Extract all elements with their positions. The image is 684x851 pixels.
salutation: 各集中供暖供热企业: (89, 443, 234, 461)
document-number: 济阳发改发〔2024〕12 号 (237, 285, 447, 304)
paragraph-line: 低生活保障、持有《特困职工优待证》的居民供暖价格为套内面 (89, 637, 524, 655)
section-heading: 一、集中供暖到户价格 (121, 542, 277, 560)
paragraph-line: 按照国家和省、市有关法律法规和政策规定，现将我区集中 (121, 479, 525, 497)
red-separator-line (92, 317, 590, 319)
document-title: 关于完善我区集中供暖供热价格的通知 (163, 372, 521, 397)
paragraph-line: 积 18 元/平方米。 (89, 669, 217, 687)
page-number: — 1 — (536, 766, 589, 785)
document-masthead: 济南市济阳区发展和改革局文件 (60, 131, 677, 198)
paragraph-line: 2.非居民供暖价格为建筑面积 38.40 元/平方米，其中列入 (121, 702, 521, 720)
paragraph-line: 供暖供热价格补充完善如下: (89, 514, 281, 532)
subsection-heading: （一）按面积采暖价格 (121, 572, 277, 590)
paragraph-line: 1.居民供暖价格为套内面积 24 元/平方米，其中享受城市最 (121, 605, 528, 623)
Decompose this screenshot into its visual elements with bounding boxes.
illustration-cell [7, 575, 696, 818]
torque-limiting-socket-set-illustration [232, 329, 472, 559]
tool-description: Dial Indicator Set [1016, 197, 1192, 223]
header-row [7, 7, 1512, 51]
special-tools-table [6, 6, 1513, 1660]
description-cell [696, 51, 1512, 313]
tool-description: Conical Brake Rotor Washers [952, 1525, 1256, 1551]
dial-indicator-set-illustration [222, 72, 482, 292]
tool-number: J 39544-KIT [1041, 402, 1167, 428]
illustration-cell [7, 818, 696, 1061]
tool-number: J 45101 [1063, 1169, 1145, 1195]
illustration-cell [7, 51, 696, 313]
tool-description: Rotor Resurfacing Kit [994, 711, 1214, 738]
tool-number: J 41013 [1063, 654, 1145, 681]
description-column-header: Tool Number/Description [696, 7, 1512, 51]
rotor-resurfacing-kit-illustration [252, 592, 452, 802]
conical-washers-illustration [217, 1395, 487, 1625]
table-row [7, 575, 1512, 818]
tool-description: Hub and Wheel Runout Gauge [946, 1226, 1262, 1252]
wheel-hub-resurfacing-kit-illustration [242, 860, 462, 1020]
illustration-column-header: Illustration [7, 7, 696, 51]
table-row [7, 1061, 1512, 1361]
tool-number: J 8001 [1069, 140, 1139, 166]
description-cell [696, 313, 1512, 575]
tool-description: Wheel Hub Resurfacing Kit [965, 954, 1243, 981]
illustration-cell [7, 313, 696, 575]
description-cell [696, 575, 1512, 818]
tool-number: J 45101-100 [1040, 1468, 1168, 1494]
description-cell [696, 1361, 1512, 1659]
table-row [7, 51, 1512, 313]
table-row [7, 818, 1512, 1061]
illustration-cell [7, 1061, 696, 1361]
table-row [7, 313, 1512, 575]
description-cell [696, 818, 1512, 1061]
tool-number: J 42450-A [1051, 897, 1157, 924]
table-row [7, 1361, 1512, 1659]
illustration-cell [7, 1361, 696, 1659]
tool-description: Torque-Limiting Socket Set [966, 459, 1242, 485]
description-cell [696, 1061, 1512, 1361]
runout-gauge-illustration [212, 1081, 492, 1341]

> Task
Set out every line of the data above as a Markdown table with two columns, Row and Line. Number the rows in order and omit any blank lines.

> Finished task
| Row | Line |
|---|---|
| 1 | Extract all elements with their positions. The image is 684x851 pixels. |
| 2 | salutation: 各集中供暖供热企业: (89, 443, 234, 461) |
| 3 | document-number: 济阳发改发〔2024〕12 号 (237, 285, 447, 304) |
| 4 | paragraph-line: 低生活保障、持有《特困职工优待证》的居民供暖价格为套内面 (89, 637, 524, 655) |
| 5 | section-heading: 一、集中供暖到户价格 (121, 542, 277, 560) |
| 6 | paragraph-line: 按照国家和省、市有关法律法规和政策规定，现将我区集中 (121, 479, 525, 497) |
| 7 | red-separator-line (92, 317, 590, 319) |
| 8 | document-title: 关于完善我区集中供暖供热价格的通知 (163, 372, 521, 397) |
| 9 | paragraph-line: 积 18 元/平方米。 (89, 669, 217, 687) |
| 10 | page-number: — 1 — (536, 766, 589, 785) |
| 11 | document-masthead: 济南市济阳区发展和改革局文件 (60, 131, 677, 198) |
| 12 | paragraph-line: 2.非居民供暖价格为建筑面积 38.40 元/平方米，其中列入 (121, 702, 521, 720) |
| 13 | paragraph-line: 供暖供热价格补充完善如下: (89, 514, 281, 532) |
| 14 | subsection-heading: （一）按面积采暖价格 (121, 572, 277, 590) |
| 15 | paragraph-line: 1.居民供暖价格为套内面积 24 元/平方米，其中享受城市最 (121, 605, 528, 623) |
| 16 | Decompose this screenshot into its visual elements with bounding boxes. |
| 17 | illustration-cell [7, 575, 696, 818] |
| 18 | torque-limiting-socket-set-illustration [232, 329, 472, 559] |
| 19 | tool-description: Dial Indicator Set [1016, 197, 1192, 223] |
| 20 | header-row [7, 7, 1512, 51] |
| 21 | special-tools-table [6, 6, 1513, 1660] |
| 22 | description-cell [696, 51, 1512, 313] |
| 23 | tool-description: Conical Brake Rotor Washers [952, 1525, 1256, 1551] |
| 24 | dial-indicator-set-illustration [222, 72, 482, 292] |
| 25 | tool-number: J 39544-KIT [1041, 402, 1167, 428] |
| 26 | illustration-cell [7, 818, 696, 1061] |
| 27 | tool-number: J 45101 [1063, 1169, 1145, 1195] |
| 28 | illustration-cell [7, 51, 696, 313] |
| 29 | tool-description: Rotor Resurfacing Kit [994, 711, 1214, 738] |
| 30 | tool-number: J 41013 [1063, 654, 1145, 681] |
| 31 | description-column-header: Tool Number/Description [696, 7, 1512, 51] |
| 32 | rotor-resurfacing-kit-illustration [252, 592, 452, 802] |
| 33 | conical-washers-illustration [217, 1395, 487, 1625] |
| 34 | table-row [7, 575, 1512, 818] |
| 35 | tool-description: Hub and Wheel Runout Gauge [946, 1226, 1262, 1252] |
| 36 | wheel-hub-resurfacing-kit-illustration [242, 860, 462, 1020] |
| 37 | illustration-column-header: Illustration [7, 7, 696, 51] |
| 38 | table-row [7, 1061, 1512, 1361] |
| 39 | tool-number: J 8001 [1069, 140, 1139, 166] |
| 40 | description-cell [696, 313, 1512, 575] |
| 41 | tool-description: Wheel Hub Resurfacing Kit [965, 954, 1243, 981] |
| 42 | illustration-cell [7, 313, 696, 575] |
| 43 | description-cell [696, 575, 1512, 818] |
| 44 | tool-number: J 45101-100 [1040, 1468, 1168, 1494] |
| 45 | description-cell [696, 1361, 1512, 1659] |
| 46 | table-row [7, 51, 1512, 313] |
| 47 | table-row [7, 818, 1512, 1061] |
| 48 | illustration-cell [7, 1061, 696, 1361] |
| 49 | table-row [7, 313, 1512, 575] |
| 50 | description-cell [696, 818, 1512, 1061] |
| 51 | tool-number: J 42450-A [1051, 897, 1157, 924] |
| 52 | table-row [7, 1361, 1512, 1659] |
| 53 | illustration-cell [7, 1361, 696, 1659] |
| 54 | tool-description: Torque-Limiting Socket Set [966, 459, 1242, 485] |
| 55 | description-cell [696, 1061, 1512, 1361] |
| 56 | runout-gauge-illustration [212, 1081, 492, 1341] |